Print each line of the listing once more, precisely as given.
>> Begin Stored data
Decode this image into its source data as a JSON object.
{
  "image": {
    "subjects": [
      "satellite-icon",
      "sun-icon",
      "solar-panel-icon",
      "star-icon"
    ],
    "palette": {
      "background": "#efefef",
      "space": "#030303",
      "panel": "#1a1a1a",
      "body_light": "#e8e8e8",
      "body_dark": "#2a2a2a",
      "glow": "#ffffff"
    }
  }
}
>> End Stored data
> [Exercise response]:
Decode this image into its source data as a JSON object.
{
  "image": {
    "subjects": [
      "satellite-icon",
      "sun-icon",
      "solar-panel-icon",
      "star-icon"
    ],
    "palette": {
      "background": "#efefef",
      "space": "#030303",
      "panel": "#1a1a1a",
      "body_light": "#e8e8e8",
      "body_dark": "#2a2a2a",
      "glow": "#ffffff"
    }
  }
}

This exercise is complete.